Reproduce each record exactly.

Recorded data:
· · ·

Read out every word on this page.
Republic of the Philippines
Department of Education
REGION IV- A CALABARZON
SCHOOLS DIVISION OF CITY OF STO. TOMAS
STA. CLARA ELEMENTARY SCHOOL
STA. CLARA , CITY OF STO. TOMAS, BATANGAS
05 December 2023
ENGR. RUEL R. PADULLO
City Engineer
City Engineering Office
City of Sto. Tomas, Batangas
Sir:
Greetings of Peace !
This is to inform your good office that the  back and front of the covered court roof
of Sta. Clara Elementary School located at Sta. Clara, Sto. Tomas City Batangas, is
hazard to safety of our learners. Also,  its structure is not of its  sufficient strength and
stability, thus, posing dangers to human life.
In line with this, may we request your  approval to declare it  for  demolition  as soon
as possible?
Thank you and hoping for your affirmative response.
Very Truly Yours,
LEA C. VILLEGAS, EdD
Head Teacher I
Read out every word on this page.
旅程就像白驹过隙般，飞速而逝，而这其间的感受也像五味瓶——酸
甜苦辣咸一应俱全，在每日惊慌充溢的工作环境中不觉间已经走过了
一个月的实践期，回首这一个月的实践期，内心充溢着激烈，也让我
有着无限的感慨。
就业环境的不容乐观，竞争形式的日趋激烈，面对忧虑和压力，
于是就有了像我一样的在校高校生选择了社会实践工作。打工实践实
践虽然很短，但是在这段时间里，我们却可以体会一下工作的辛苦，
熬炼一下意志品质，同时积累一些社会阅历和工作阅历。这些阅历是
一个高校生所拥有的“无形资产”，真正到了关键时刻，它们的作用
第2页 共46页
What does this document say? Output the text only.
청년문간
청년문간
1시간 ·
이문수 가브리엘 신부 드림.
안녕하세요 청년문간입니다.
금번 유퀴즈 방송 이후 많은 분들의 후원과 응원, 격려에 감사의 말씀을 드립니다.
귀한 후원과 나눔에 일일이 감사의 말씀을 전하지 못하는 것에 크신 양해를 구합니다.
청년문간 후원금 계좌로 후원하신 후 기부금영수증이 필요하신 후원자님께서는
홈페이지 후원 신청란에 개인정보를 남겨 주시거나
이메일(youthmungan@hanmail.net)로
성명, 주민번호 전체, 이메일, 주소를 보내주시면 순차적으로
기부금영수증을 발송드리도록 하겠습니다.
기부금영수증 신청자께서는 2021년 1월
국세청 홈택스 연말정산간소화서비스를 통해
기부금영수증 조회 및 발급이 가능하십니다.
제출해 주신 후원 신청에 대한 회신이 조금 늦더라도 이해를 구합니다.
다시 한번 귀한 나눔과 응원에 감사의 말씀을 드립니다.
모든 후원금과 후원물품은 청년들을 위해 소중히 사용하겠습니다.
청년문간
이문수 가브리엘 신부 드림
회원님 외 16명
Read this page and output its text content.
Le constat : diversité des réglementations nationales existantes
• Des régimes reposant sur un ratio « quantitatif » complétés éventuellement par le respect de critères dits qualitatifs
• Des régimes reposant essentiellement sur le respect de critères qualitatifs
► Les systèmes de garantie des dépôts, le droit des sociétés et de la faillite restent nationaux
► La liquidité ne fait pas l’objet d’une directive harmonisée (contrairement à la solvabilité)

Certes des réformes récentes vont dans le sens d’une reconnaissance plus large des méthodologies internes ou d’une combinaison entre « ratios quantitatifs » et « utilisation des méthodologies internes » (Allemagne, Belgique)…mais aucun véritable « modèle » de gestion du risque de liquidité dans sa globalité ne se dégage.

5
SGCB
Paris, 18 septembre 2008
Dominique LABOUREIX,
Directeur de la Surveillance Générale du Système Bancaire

· · ·

Solution to this exercise →
Read out every word on this page.
Republic of the Philippines
Department of Education
REGION IV- A CALABARZON
SCHOOLS DIVISION OF CITY OF STO. TOMAS
STA. CLARA ELEMENTARY SCHOOL
STA. CLARA , CITY OF STO. TOMAS, BATANGAS
05 December 2023
ENGR. RUEL R. PADULLO
City Engineer
City Engineering Office
City of Sto. Tomas, Batangas
Sir:
Greetings of Peace !
This is to inform your good office that the  back and front of the covered court roof
of Sta. Clara Elementary School located at Sta. Clara, Sto. Tomas City Batangas, is
hazard to safety of our learners. Also,  its structure is not of its  sufficient strength and
stability, thus, posing dangers to human life.
In line with this, may we request your  approval to declare it  for  demolition  as soon
as possible?
Thank you and hoping for your affirmative response.
Very Truly Yours,
LEA C. VILLEGAS, EdD
Head Teacher I
Read out every word on this page.
旅程就像白驹过隙般，飞速而逝，而这其间的感受也像五味瓶——酸
甜苦辣咸一应俱全，在每日惊慌充溢的工作环境中不觉间已经走过了
一个月的实践期，回首这一个月的实践期，内心充溢着激烈，也让我
有着无限的感慨。
就业环境的不容乐观，竞争形式的日趋激烈，面对忧虑和压力，
于是就有了像我一样的在校高校生选择了社会实践工作。打工实践实
践虽然很短，但是在这段时间里，我们却可以体会一下工作的辛苦，
熬炼一下意志品质，同时积累一些社会阅历和工作阅历。这些阅历是
一个高校生所拥有的“无形资产”，真正到了关键时刻，它们的作用
第2页 共46页
What does this document say? Output the text only.
청년문간
청년문간
1시간 ·
이문수 가브리엘 신부 드림.
안녕하세요 청년문간입니다.
금번 유퀴즈 방송 이후 많은 분들의 후원과 응원, 격려에 감사의 말씀을 드립니다.
귀한 후원과 나눔에 일일이 감사의 말씀을 전하지 못하는 것에 크신 양해를 구합니다.
청년문간 후원금 계좌로 후원하신 후 기부금영수증이 필요하신 후원자님께서는
홈페이지 후원 신청란에 개인정보를 남겨 주시거나
이메일(youthmungan@hanmail.net)로
성명, 주민번호 전체, 이메일, 주소를 보내주시면 순차적으로
기부금영수증을 발송드리도록 하겠습니다.
기부금영수증 신청자께서는 2021년 1월
국세청 홈택스 연말정산간소화서비스를 통해
기부금영수증 조회 및 발급이 가능하십니다.
제출해 주신 후원 신청에 대한 회신이 조금 늦더라도 이해를 구합니다.
다시 한번 귀한 나눔과 응원에 감사의 말씀을 드립니다.
모든 후원금과 후원물품은 청년들을 위해 소중히 사용하겠습니다.
청년문간
이문수 가브리엘 신부 드림
회원님 외 16명
Read this page and output its text content.
Le constat : diversité des réglementations nationales existantes
• Des régimes reposant sur un ratio « quantitatif » complétés éventuellement par le respect de critères dits qualitatifs
• Des régimes reposant essentiellement sur le respect de critères qualitatifs
► Les systèmes de garantie des dépôts, le droit des sociétés et de la faillite restent nationaux
► La liquidité ne fait pas l’objet d’une directive harmonisée (contrairement à la solvabilité)

Certes des réformes récentes vont dans le sens d’une reconnaissance plus large des méthodologies internes ou d’une combinaison entre « ratios quantitatifs » et « utilisation des méthodologies internes » (Allemagne, Belgique)…mais aucun véritable « modèle » de gestion du risque de liquidité dans sa globalité ne se dégage.

5
SGCB
Paris, 18 septembre 2008
Dominique LABOUREIX,
Directeur de la Surveillance Générale du Système Bancaire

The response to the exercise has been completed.